EXERCISE GOAL – Copy out the data below as written; omit any images.

"""

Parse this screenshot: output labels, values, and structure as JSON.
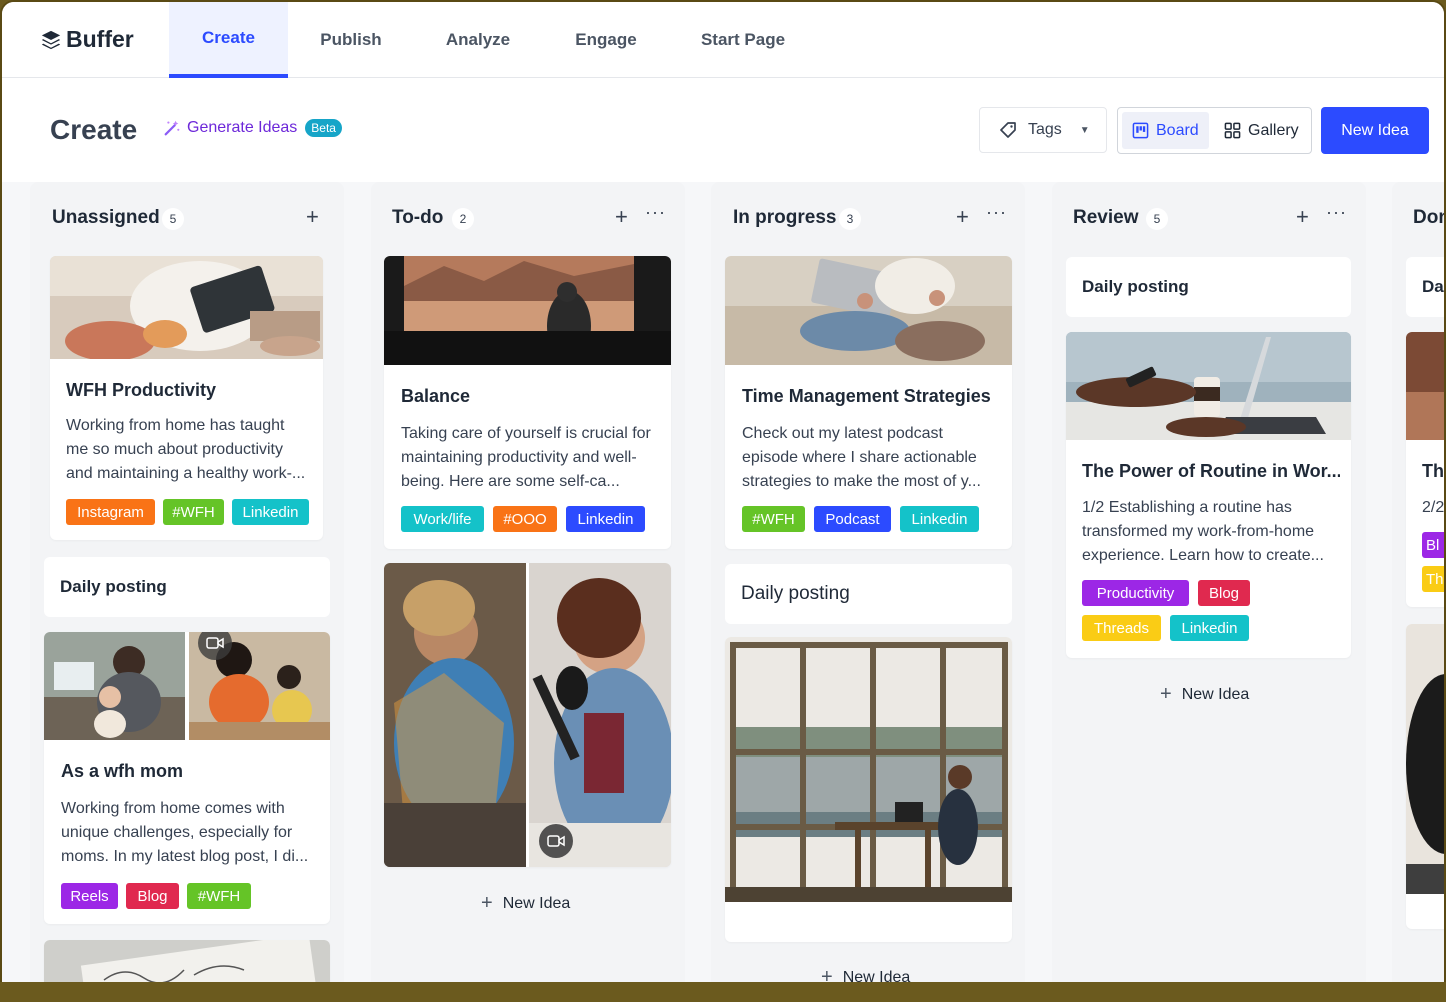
{
  "brand": {
    "name": "Buffer"
  },
  "nav": {
    "tabs": [
      {
        "label": "Create",
        "active": true
      },
      {
        "label": "Publish"
      },
      {
        "label": "Analyze"
      },
      {
        "label": "Engage"
      },
      {
        "label": "Start Page"
      }
    ]
  },
  "header": {
    "title": "Create",
    "generate_ideas": "Generate Ideas",
    "beta": "Beta",
    "tags_label": "Tags",
    "view_board": "Board",
    "view_gallery": "Gallery",
    "new_idea": "New Idea"
  },
  "colors": {
    "accent": "#2c4bff",
    "tag_orange": "#f97316",
    "tag_green": "#65c427",
    "tag_teal": "#14c2c9",
    "tag_blue": "#2c4bff",
    "tag_purple": "#9c27e6",
    "tag_red": "#e0294f",
    "tag_yellow": "#facc15"
  },
  "columns": [
    {
      "title": "Unassigned",
      "count": "5",
      "cards": [
        {
          "title": "WFH Productivity",
          "text": "Working from home has taught me so much about productivity and maintaining a healthy work-...",
          "tags": [
            "Instagram",
            "#WFH",
            "Linkedin"
          ]
        },
        {
          "title": "Daily posting"
        },
        {
          "title": "As a wfh mom",
          "text": "Working from home comes with unique challenges, especially for moms. In my latest blog post, I di...",
          "tags": [
            "Reels",
            "Blog",
            "#WFH"
          ]
        }
      ]
    },
    {
      "title": "To-do",
      "count": "2",
      "cards": [
        {
          "title": "Balance",
          "text": "Taking care of yourself is crucial for maintaining productivity and well-being. Here are some self-ca...",
          "tags": [
            "Work/life",
            "#OOO",
            "Linkedin"
          ]
        }
      ],
      "new_idea": "New Idea"
    },
    {
      "title": "In progress",
      "count": "3",
      "cards": [
        {
          "title": "Time Management Strategies",
          "text": "Check out my latest podcast episode where I share actionable strategies to make the most of y...",
          "tags": [
            "#WFH",
            "Podcast",
            "Linkedin"
          ]
        },
        {
          "title": "Daily posting"
        }
      ],
      "new_idea": "New Idea"
    },
    {
      "title": "Review",
      "count": "5",
      "cards": [
        {
          "title": "Daily posting"
        },
        {
          "title": "The Power of Routine in Wor...",
          "text": "1/2 Establishing a routine has transformed my work-from-home experience. Learn how to create...",
          "tags": [
            "Productivity",
            "Blog",
            "Threads",
            "Linkedin"
          ]
        }
      ],
      "new_idea": "New Idea"
    },
    {
      "title": "Don",
      "cards": [
        {
          "title": "Dai"
        },
        {
          "title": "The",
          "text": "2/2"
        }
      ],
      "tags": [
        "Bl",
        "Th"
      ]
    }
  ]
}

"""

FULL OUTPUT –
Parse this screenshot: output labels, values, and structure as JSON.
{
  "brand": {
    "name": "Buffer"
  },
  "nav": {
    "tabs": [
      {
        "label": "Create",
        "active": true
      },
      {
        "label": "Publish"
      },
      {
        "label": "Analyze"
      },
      {
        "label": "Engage"
      },
      {
        "label": "Start Page"
      }
    ]
  },
  "header": {
    "title": "Create",
    "generate_ideas": "Generate Ideas",
    "beta": "Beta",
    "tags_label": "Tags",
    "view_board": "Board",
    "view_gallery": "Gallery",
    "new_idea": "New Idea"
  },
  "colors": {
    "accent": "#2c4bff",
    "tag_orange": "#f97316",
    "tag_green": "#65c427",
    "tag_teal": "#14c2c9",
    "tag_blue": "#2c4bff",
    "tag_purple": "#9c27e6",
    "tag_red": "#e0294f",
    "tag_yellow": "#facc15"
  },
  "columns": [
    {
      "title": "Unassigned",
      "count": "5",
      "cards": [
        {
          "title": "WFH Productivity",
          "text": "Working from home has taught me so much about productivity and maintaining a healthy work-...",
          "tags": [
            "Instagram",
            "#WFH",
            "Linkedin"
          ]
        },
        {
          "title": "Daily posting"
        },
        {
          "title": "As a wfh mom",
          "text": "Working from home comes with unique challenges, especially for moms. In my latest blog post, I di...",
          "tags": [
            "Reels",
            "Blog",
            "#WFH"
          ]
        }
      ]
    },
    {
      "title": "To-do",
      "count": "2",
      "cards": [
        {
          "title": "Balance",
          "text": "Taking care of yourself is crucial for maintaining productivity and well-being. Here are some self-ca...",
          "tags": [
            "Work/life",
            "#OOO",
            "Linkedin"
          ]
        }
      ],
      "new_idea": "New Idea"
    },
    {
      "title": "In progress",
      "count": "3",
      "cards": [
        {
          "title": "Time Management Strategies",
          "text": "Check out my latest podcast episode where I share actionable strategies to make the most of y...",
          "tags": [
            "#WFH",
            "Podcast",
            "Linkedin"
          ]
        },
        {
          "title": "Daily posting"
        }
      ],
      "new_idea": "New Idea"
    },
    {
      "title": "Review",
      "count": "5",
      "cards": [
        {
          "title": "Daily posting"
        },
        {
          "title": "The Power of Routine in Wor...",
          "text": "1/2 Establishing a routine has transformed my work-from-home experience. Learn how to create...",
          "tags": [
            "Productivity",
            "Blog",
            "Threads",
            "Linkedin"
          ]
        }
      ],
      "new_idea": "New Idea"
    },
    {
      "title": "Don",
      "cards": [
        {
          "title": "Dai"
        },
        {
          "title": "The",
          "text": "2/2"
        }
      ],
      "tags": [
        "Bl",
        "Th"
      ]
    }
  ]
}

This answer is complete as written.